[A block of data]
------------------------------------------------------------------------
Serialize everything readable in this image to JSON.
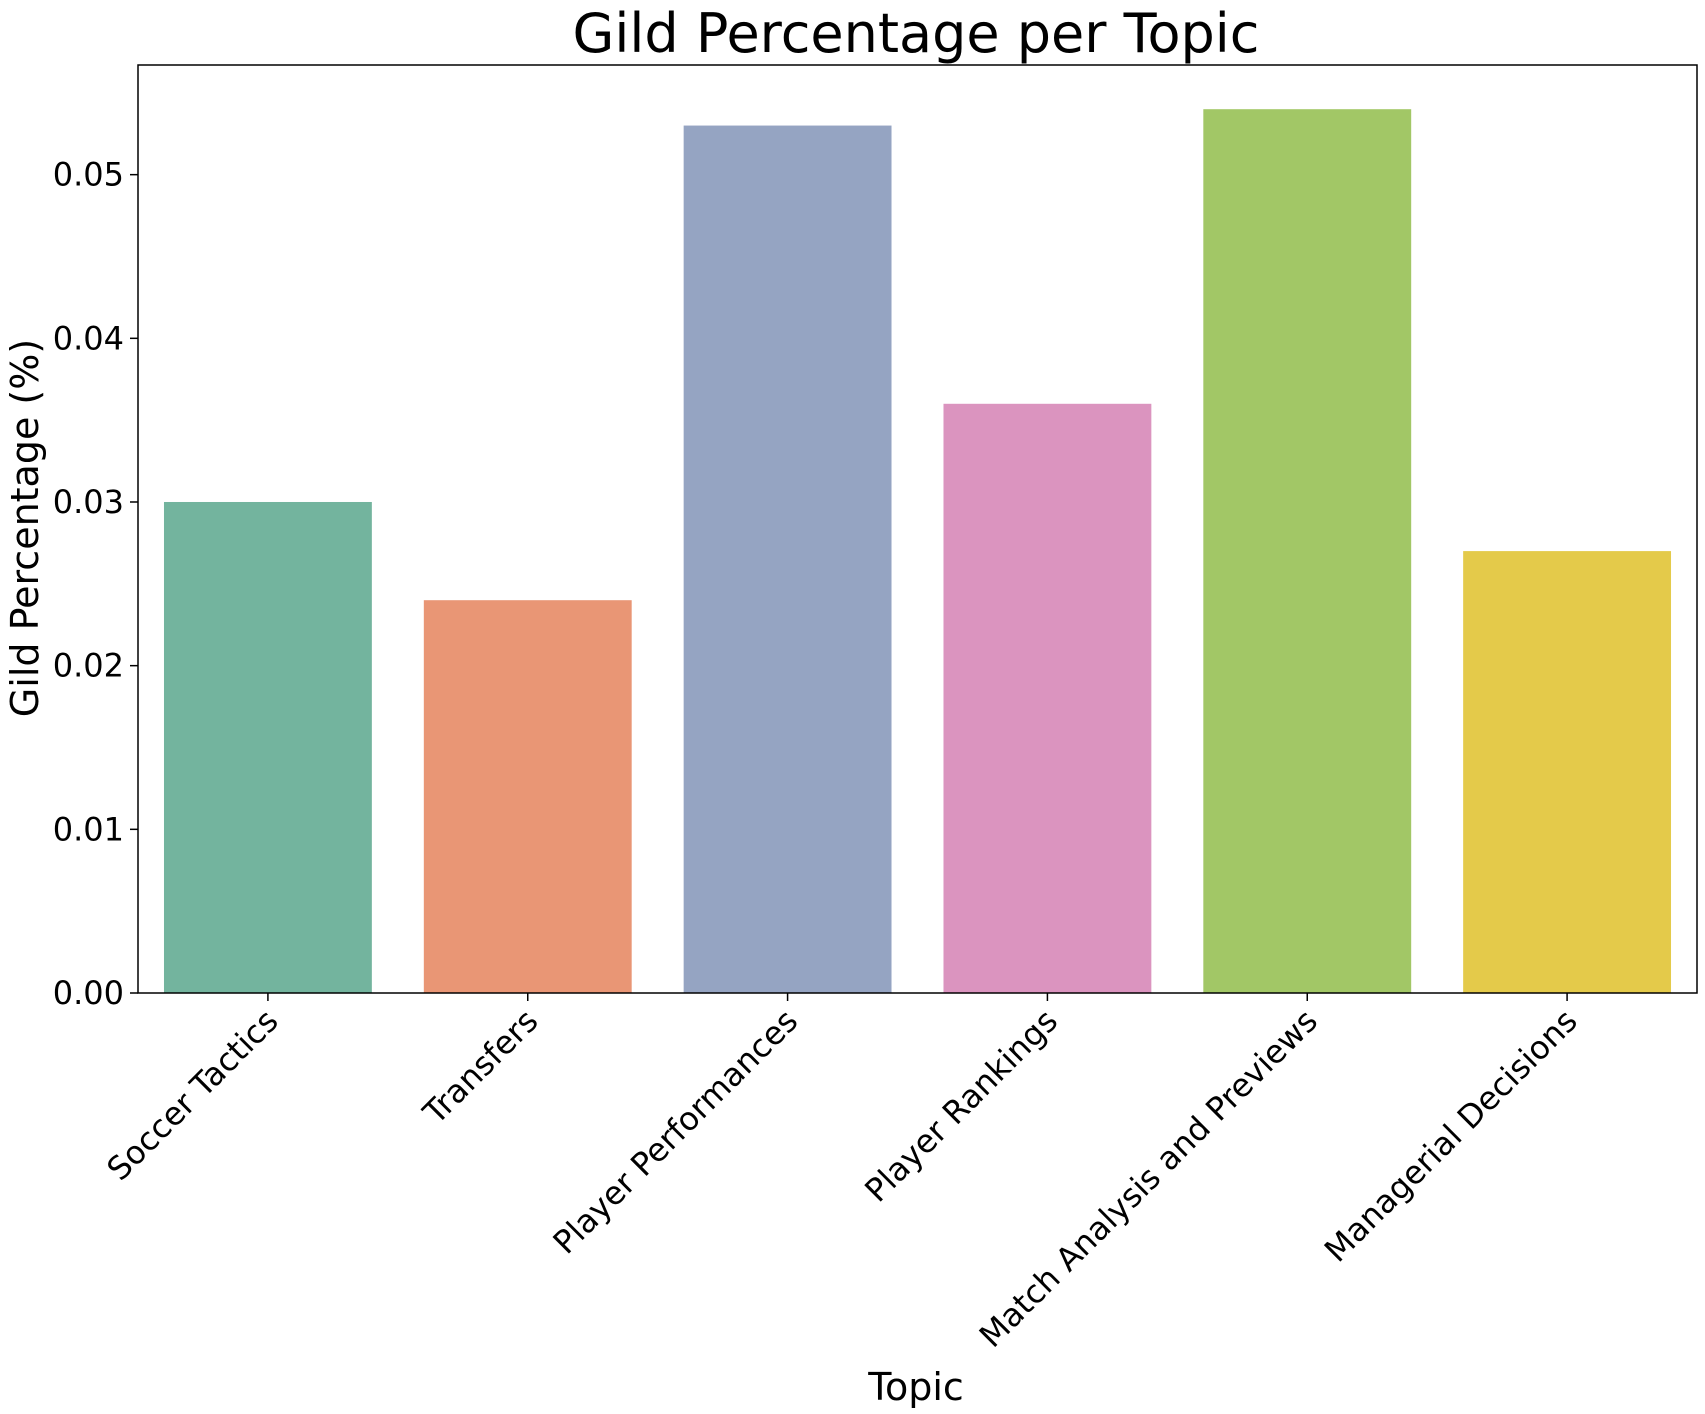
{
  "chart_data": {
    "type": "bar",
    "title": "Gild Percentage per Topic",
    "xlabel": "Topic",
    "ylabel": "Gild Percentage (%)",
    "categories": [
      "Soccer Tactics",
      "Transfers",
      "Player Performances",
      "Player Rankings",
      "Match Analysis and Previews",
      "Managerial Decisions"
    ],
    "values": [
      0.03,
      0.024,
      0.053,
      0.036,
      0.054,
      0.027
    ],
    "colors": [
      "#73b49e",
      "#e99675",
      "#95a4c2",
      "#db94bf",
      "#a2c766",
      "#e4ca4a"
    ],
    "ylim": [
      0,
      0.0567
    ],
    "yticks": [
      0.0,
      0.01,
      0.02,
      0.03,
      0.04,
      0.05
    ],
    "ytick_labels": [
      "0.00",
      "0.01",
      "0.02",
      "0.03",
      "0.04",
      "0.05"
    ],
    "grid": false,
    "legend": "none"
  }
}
------------------------------------------------------------------------
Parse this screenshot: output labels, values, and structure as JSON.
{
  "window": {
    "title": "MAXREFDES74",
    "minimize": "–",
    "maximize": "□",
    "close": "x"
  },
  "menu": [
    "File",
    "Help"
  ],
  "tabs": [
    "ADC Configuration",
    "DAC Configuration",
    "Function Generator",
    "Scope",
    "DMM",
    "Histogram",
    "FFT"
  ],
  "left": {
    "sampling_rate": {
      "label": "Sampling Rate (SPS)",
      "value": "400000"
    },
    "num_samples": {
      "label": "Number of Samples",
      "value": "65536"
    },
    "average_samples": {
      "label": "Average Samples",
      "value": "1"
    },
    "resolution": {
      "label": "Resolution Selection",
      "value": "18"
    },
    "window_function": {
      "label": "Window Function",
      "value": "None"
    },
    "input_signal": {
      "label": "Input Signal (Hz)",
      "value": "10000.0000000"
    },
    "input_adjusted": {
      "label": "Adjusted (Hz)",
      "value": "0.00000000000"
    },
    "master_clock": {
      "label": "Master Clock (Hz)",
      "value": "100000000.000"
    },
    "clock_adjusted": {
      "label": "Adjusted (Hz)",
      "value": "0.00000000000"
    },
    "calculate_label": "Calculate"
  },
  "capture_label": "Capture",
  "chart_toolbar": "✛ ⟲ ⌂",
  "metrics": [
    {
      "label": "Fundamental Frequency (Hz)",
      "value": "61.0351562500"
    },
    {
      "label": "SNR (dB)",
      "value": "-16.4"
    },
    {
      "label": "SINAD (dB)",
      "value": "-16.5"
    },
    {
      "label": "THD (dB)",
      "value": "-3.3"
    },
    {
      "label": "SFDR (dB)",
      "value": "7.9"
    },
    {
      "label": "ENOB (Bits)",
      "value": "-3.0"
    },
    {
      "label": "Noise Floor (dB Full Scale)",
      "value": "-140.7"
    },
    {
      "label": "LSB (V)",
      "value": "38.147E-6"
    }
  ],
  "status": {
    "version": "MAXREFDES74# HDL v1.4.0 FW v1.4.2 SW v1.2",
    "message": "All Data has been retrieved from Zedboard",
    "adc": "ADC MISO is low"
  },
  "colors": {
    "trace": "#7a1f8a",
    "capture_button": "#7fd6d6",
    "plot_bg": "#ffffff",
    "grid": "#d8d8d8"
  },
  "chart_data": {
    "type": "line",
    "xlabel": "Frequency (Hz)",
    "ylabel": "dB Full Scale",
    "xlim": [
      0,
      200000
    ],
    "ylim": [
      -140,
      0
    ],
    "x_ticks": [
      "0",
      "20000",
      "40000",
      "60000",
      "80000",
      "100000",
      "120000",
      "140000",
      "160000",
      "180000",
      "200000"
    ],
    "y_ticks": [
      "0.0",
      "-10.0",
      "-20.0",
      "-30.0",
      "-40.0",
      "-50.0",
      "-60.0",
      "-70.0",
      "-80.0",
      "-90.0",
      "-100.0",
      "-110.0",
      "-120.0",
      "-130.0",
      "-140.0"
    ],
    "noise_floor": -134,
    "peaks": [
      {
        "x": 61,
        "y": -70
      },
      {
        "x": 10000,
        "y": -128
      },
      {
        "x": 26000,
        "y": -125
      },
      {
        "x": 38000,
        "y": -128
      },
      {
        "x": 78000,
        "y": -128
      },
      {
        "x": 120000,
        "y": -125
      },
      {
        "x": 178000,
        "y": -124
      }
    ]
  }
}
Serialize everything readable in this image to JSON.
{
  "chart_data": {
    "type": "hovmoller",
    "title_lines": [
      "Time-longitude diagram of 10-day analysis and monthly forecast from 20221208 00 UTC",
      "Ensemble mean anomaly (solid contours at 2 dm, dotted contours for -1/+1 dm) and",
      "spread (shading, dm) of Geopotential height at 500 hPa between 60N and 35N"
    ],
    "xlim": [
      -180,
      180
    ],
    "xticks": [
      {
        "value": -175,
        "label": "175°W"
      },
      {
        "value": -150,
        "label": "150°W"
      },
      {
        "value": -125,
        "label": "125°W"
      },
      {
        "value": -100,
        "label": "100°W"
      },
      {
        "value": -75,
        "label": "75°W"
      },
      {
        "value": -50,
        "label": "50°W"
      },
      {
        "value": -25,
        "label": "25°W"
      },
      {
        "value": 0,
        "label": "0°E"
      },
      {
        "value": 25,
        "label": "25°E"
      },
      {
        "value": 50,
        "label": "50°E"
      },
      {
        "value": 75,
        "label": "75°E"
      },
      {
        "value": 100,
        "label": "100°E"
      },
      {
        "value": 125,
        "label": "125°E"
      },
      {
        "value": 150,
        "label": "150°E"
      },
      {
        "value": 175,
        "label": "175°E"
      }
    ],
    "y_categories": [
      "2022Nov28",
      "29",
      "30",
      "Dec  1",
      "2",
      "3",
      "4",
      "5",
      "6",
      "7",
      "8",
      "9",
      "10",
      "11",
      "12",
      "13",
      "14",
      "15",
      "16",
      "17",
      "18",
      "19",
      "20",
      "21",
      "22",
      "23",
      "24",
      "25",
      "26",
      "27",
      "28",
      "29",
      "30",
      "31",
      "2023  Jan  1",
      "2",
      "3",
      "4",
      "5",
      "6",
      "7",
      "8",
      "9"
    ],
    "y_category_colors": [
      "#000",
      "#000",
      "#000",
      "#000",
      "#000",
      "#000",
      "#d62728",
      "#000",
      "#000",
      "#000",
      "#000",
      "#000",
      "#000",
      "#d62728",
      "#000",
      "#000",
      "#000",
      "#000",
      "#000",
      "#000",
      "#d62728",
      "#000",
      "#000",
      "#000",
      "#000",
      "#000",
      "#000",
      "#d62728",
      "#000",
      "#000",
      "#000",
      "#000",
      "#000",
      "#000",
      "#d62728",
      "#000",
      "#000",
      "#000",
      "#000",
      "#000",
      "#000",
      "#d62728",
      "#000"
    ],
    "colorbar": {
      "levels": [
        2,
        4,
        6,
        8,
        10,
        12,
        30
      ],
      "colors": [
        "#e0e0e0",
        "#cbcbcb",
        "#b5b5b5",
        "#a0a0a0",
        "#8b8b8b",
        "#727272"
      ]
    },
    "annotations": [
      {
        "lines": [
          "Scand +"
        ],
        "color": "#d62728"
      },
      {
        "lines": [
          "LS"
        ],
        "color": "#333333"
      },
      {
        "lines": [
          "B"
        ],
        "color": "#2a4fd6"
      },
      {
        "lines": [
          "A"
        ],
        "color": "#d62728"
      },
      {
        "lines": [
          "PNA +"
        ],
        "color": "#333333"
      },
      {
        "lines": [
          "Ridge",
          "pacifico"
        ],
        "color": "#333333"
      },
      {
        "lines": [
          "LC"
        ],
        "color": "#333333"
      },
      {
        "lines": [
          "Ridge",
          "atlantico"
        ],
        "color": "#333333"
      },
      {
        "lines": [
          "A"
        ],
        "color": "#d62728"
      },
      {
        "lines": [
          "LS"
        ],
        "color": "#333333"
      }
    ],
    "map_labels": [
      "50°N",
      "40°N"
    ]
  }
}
------------------------------------------------------------------------
Problem to solve: Lines in the records that hold the word "Topic" are to be counted; give only the total.

Correct output: 2